Data rows:
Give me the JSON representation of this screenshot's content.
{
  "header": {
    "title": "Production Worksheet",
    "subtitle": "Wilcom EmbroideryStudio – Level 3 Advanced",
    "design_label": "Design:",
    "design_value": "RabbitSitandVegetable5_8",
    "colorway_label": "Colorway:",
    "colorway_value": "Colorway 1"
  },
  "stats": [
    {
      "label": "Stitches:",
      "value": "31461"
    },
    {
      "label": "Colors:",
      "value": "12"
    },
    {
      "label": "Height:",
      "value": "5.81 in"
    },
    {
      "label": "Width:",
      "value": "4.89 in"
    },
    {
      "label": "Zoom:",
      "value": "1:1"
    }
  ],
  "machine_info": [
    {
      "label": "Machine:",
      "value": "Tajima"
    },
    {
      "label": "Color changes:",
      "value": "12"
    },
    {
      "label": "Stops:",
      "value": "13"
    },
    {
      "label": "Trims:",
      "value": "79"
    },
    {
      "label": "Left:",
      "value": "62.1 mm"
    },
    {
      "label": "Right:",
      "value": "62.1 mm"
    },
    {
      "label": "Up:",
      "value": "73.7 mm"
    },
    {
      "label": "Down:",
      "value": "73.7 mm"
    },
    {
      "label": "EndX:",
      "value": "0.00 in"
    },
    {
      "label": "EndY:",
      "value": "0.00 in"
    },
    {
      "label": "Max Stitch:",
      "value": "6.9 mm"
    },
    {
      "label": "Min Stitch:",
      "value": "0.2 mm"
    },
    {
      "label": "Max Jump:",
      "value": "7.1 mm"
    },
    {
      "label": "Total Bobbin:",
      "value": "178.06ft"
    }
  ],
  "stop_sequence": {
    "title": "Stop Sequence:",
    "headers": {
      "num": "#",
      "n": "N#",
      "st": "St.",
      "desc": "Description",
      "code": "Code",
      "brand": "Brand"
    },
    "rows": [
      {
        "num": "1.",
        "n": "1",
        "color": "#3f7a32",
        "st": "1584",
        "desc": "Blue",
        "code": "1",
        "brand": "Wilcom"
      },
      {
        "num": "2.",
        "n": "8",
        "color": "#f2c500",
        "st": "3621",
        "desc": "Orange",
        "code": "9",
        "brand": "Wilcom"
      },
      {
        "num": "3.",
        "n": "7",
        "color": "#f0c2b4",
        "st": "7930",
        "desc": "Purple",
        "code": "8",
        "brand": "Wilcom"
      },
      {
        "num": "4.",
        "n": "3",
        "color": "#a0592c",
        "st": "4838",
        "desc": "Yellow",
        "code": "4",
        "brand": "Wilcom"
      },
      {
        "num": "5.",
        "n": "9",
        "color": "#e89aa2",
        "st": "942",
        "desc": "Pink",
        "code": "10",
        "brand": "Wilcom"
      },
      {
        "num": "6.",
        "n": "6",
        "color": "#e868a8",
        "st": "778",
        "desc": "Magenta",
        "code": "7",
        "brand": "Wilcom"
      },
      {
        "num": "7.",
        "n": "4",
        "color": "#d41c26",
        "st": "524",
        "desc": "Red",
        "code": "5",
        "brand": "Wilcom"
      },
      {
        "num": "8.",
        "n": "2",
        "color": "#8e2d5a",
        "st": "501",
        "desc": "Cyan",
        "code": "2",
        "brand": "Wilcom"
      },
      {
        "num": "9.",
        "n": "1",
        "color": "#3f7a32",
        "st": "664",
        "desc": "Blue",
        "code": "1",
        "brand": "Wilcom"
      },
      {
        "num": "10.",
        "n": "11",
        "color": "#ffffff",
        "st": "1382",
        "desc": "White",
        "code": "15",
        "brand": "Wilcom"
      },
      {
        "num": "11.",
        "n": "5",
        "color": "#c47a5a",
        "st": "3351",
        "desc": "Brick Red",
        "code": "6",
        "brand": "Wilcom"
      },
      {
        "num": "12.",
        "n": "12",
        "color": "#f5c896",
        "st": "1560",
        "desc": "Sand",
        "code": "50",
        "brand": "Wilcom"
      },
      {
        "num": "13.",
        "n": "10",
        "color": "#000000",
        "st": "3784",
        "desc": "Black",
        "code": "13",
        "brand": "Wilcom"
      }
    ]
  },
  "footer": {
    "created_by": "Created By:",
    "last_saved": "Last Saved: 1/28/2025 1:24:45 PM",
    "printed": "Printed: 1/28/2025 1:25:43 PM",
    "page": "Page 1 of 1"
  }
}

Your goal:
Repeat all the entries exactly as given.

Result for this task:
Give me the JSON representation of this screenshot's content.
{
  "header": {
    "title": "Production Worksheet",
    "subtitle": "Wilcom EmbroideryStudio – Level 3 Advanced",
    "design_label": "Design:",
    "design_value": "RabbitSitandVegetable5_8",
    "colorway_label": "Colorway:",
    "colorway_value": "Colorway 1"
  },
  "stats": [
    {
      "label": "Stitches:",
      "value": "31461"
    },
    {
      "label": "Colors:",
      "value": "12"
    },
    {
      "label": "Height:",
      "value": "5.81 in"
    },
    {
      "label": "Width:",
      "value": "4.89 in"
    },
    {
      "label": "Zoom:",
      "value": "1:1"
    }
  ],
  "machine_info": [
    {
      "label": "Machine:",
      "value": "Tajima"
    },
    {
      "label": "Color changes:",
      "value": "12"
    },
    {
      "label": "Stops:",
      "value": "13"
    },
    {
      "label": "Trims:",
      "value": "79"
    },
    {
      "label": "Left:",
      "value": "62.1 mm"
    },
    {
      "label": "Right:",
      "value": "62.1 mm"
    },
    {
      "label": "Up:",
      "value": "73.7 mm"
    },
    {
      "label": "Down:",
      "value": "73.7 mm"
    },
    {
      "label": "EndX:",
      "value": "0.00 in"
    },
    {
      "label": "EndY:",
      "value": "0.00 in"
    },
    {
      "label": "Max Stitch:",
      "value": "6.9 mm"
    },
    {
      "label": "Min Stitch:",
      "value": "0.2 mm"
    },
    {
      "label": "Max Jump:",
      "value": "7.1 mm"
    },
    {
      "label": "Total Bobbin:",
      "value": "178.06ft"
    }
  ],
  "stop_sequence": {
    "title": "Stop Sequence:",
    "headers": {
      "num": "#",
      "n": "N#",
      "st": "St.",
      "desc": "Description",
      "code": "Code",
      "brand": "Brand"
    },
    "rows": [
      {
        "num": "1.",
        "n": "1",
        "color": "#3f7a32",
        "st": "1584",
        "desc": "Blue",
        "code": "1",
        "brand": "Wilcom"
      },
      {
        "num": "2.",
        "n": "8",
        "color": "#f2c500",
        "st": "3621",
        "desc": "Orange",
        "code": "9",
        "brand": "Wilcom"
      },
      {
        "num": "3.",
        "n": "7",
        "color": "#f0c2b4",
        "st": "7930",
        "desc": "Purple",
        "code": "8",
        "brand": "Wilcom"
      },
      {
        "num": "4.",
        "n": "3",
        "color": "#a0592c",
        "st": "4838",
        "desc": "Yellow",
        "code": "4",
        "brand": "Wilcom"
      },
      {
        "num": "5.",
        "n": "9",
        "color": "#e89aa2",
        "st": "942",
        "desc": "Pink",
        "code": "10",
        "brand": "Wilcom"
      },
      {
        "num": "6.",
        "n": "6",
        "color": "#e868a8",
        "st": "778",
        "desc": "Magenta",
        "code": "7",
        "brand": "Wilcom"
      },
      {
        "num": "7.",
        "n": "4",
        "color": "#d41c26",
        "st": "524",
        "desc": "Red",
        "code": "5",
        "brand": "Wilcom"
      },
      {
        "num": "8.",
        "n": "2",
        "color": "#8e2d5a",
        "st": "501",
        "desc": "Cyan",
        "code": "2",
        "brand": "Wilcom"
      },
      {
        "num": "9.",
        "n": "1",
        "color": "#3f7a32",
        "st": "664",
        "desc": "Blue",
        "code": "1",
        "brand": "Wilcom"
      },
      {
        "num": "10.",
        "n": "11",
        "color": "#ffffff",
        "st": "1382",
        "desc": "White",
        "code": "15",
        "brand": "Wilcom"
      },
      {
        "num": "11.",
        "n": "5",
        "color": "#c47a5a",
        "st": "3351",
        "desc": "Brick Red",
        "code": "6",
        "brand": "Wilcom"
      },
      {
        "num": "12.",
        "n": "12",
        "color": "#f5c896",
        "st": "1560",
        "desc": "Sand",
        "code": "50",
        "brand": "Wilcom"
      },
      {
        "num": "13.",
        "n": "10",
        "color": "#000000",
        "st": "3784",
        "desc": "Black",
        "code": "13",
        "brand": "Wilcom"
      }
    ]
  },
  "footer": {
    "created_by": "Created By:",
    "last_saved": "Last Saved: 1/28/2025 1:24:45 PM",
    "printed": "Printed: 1/28/2025 1:25:43 PM",
    "page": "Page 1 of 1"
  }
}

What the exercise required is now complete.